#### Short task 1:
In the IIR instrument description, how often is the hot scene calibration performed?
#### Short task 2:
Which components make up the IIR device, according to the IIR instrument description?
#### Short task 3:
Rewrite the IIR instrument description, replacing "black body" with "calibration target". Begin at the words "Figure 27: Illustration" and stop after "source for calibration).".

Figure 26: View of the instrument locations on CALIPSO (image credit: NASA)
Figure 20: View of the instrument locations on CALIPSO (image credit: NASA)

 

IIR (Imaging Infrared Radiometer)

IIR is provided by CNES and developed at EADS Sodern, France. The objective is to measure calibrated radiances at 10.5 and at 12 µm over a 40 km swath (the two wavelengths are chosen to optimize the joint Lidar/IIR retrievals of cirrus emissivity and particle size).

IIR is a nadir-viewing, non-scanning imager having a 64 km x 64 km swath with a pixel size of 1 km. The CALIOP beam is nominally aligned with the center of an IIR image. IIR uses a single microbolometer detector array (uncooled), with a rotating filter wheel providing measurements at three channels in the window region, on either side of the O3 absorption band at 9.6 µm. The central wavelengths (and spectral widths) of the three channels are 8.65 µm (0.9 µm), 10.6 µm (0.6 µm), and 12.05 µm (1.0 µm). These wavelengths were selected to optimize joint CALIOP/IIR retrievals of cirrus cloud emissivity and particle size. 50) 51) 52) 53)

Figure 27: Illustration of the IIR instrument (image credit: EADS Sodern)
Figure 21: Illustration of the IIR instrument (image credit: EADS Sodern)
Figure 28: Photo of the assembled IIR instrument (image credit: EADS Sodern)
Figure 22: Photo of the assembled IIR instrument (image credit: EADS Sodern)

The IIR device is composed of:

• The ISM (Imaging Sensor Module), constituted of an objective (aperture 0.75) optimized in the thermal infrared, a microbolometer detector array, specific electronics, a passive cooler to refrigerate the whole, and some mechanical pieces

• A filter-carrying wheel enabling to insert alternately 3 spectral filter in front of the camera

• A black body to calibrate the camera

• A pointing mirror rotating to sequentially select between the Earthview, the black body and the direction of the cold space (second source for calibration).

Figure 29: Schematic view of the ISM (image credit: CNES)
Figure 23: Schematic view of the ISM (image credit: CNES)

On-orbit calibration: The calibration procedure requires viewing scenes at two different known temperatures. A cold scene calibration (4 K) is achieved by observing deep space every 8 seconds, while a hot scene calibration (300 K) is performed every 40 seconds using an internal blackbody source.

Spectral bands (3)

8.7 µm, bandwidth: 0.9 µm
10.5 µm, bandwidth: 0.6 µm
12.05 µm, bandwidth: 1.0 µm

Spatial resolution (IFOV)

1 km x 1 km (64 x 64 pixels)

FOV or swath width

64 km x 64 km (90 mrad x 90 mrad)

#### Provided information:
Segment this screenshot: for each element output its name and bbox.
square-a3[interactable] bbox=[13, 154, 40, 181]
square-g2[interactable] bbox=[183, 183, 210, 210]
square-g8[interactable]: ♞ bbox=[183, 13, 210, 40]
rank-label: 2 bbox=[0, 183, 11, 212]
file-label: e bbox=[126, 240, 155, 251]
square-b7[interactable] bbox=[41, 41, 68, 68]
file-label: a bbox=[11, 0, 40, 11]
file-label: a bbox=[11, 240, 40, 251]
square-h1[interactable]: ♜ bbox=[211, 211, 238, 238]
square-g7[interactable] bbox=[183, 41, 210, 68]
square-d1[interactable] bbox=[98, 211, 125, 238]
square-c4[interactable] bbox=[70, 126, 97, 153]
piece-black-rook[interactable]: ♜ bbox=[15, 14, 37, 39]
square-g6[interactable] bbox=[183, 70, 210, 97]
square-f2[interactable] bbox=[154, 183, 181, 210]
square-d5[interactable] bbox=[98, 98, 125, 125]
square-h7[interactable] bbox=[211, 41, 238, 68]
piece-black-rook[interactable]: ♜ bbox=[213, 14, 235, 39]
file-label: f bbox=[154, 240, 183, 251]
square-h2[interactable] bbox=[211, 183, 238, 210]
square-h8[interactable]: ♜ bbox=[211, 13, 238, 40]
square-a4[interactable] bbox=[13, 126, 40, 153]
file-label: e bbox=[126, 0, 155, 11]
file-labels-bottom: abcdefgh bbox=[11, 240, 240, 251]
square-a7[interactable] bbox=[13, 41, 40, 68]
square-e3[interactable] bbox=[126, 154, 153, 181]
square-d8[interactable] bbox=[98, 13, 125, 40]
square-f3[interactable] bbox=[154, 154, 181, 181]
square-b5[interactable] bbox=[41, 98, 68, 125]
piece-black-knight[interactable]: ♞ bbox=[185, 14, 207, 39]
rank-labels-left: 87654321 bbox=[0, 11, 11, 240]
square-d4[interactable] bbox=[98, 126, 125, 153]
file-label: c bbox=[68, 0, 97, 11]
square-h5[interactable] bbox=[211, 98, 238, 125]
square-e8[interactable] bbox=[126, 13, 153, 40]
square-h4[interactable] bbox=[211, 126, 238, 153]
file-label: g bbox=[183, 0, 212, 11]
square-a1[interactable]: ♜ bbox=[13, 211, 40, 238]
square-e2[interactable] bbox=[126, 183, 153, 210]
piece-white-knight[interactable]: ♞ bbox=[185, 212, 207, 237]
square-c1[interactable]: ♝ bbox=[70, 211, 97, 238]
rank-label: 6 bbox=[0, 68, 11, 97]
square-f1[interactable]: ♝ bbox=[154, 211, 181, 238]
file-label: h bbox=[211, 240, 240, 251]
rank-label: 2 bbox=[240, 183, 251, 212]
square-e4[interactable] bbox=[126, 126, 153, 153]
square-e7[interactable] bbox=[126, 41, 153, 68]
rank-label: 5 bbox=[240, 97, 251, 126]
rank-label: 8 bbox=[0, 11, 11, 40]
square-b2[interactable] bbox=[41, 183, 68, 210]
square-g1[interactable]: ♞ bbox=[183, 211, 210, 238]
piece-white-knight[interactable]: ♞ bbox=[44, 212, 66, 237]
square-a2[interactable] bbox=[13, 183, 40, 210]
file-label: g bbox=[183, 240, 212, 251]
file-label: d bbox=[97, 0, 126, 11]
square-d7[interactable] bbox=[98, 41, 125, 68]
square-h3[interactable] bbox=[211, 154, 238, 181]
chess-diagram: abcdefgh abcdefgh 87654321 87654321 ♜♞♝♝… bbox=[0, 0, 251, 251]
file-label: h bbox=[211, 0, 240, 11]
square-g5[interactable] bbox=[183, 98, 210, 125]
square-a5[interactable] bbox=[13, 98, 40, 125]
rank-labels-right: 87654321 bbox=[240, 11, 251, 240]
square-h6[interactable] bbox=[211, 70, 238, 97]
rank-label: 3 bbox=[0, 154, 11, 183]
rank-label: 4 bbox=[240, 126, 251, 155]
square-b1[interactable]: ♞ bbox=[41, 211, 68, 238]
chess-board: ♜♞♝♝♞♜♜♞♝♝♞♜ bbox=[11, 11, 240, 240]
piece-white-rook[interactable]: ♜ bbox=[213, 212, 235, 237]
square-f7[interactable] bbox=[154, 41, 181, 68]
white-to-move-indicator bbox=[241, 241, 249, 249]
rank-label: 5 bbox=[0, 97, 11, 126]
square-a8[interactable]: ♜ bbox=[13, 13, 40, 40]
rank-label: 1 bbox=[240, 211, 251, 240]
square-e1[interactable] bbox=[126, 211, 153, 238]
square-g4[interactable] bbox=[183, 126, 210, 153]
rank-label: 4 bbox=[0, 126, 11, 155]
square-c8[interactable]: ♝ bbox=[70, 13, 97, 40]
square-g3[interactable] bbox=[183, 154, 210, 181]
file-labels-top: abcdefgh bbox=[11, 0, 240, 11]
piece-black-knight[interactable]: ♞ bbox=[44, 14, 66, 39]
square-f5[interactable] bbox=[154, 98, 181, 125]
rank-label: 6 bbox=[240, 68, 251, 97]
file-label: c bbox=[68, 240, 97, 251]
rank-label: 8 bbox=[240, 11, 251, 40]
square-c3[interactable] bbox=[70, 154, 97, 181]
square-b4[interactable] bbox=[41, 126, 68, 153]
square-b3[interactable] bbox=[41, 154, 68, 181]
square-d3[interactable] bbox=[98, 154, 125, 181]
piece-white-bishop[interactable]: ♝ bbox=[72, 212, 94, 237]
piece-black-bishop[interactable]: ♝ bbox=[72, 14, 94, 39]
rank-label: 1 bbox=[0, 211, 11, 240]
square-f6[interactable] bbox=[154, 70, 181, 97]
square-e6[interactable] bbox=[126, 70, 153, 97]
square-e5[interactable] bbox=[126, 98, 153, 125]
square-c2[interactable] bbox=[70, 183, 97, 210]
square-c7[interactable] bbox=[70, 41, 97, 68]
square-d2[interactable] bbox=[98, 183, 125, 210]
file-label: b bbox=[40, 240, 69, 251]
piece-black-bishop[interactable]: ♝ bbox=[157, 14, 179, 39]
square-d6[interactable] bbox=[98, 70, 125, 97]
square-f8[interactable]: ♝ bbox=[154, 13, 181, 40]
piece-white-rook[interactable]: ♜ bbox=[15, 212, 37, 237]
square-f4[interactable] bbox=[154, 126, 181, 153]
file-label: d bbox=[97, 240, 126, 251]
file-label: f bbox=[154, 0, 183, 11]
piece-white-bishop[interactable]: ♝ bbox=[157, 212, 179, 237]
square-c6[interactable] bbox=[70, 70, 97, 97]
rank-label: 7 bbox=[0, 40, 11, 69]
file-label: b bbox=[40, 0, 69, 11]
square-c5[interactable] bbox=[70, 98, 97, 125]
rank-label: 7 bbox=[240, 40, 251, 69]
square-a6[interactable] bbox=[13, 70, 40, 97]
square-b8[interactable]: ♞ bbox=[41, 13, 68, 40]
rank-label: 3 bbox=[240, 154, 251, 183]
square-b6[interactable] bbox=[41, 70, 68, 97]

#### Answer 1:
Every 40 seconds, using an internal blackbody source.

#### Answer 2:
- The ISM (Imaging Sensor Module)
- A filter-carrying wheel
- A black body
- A pointing mirror

#### Answer 3:
Figure 27: Illustration of the IIR instrument (image credit: EADS Sodern)
Figure 21: Illustration of the IIR instrument (image credit: EADS Sodern)
Figure 28: Photo of the assembled IIR instrument (image credit: EADS Sodern)
Figure 22: Photo of the assembled IIR instrument (image credit: EADS Sodern)

The IIR device is composed of:

• The ISM (Imaging Sensor Module), constituted of an objective (aperture 0.75) optimized in the thermal infrared, a microbolometer detector array, specific electronics, a passive cooler to refrigerate the whole, and some mechanical pieces

• A filter-carrying wheel enabling to insert alternately 3 spectral filter in front of the camera

• A calibration target to calibrate the camera

• A pointing mirror rotating to sequentially select between the Earthview, the calibration target and the direction of the cold space (second source for calibration).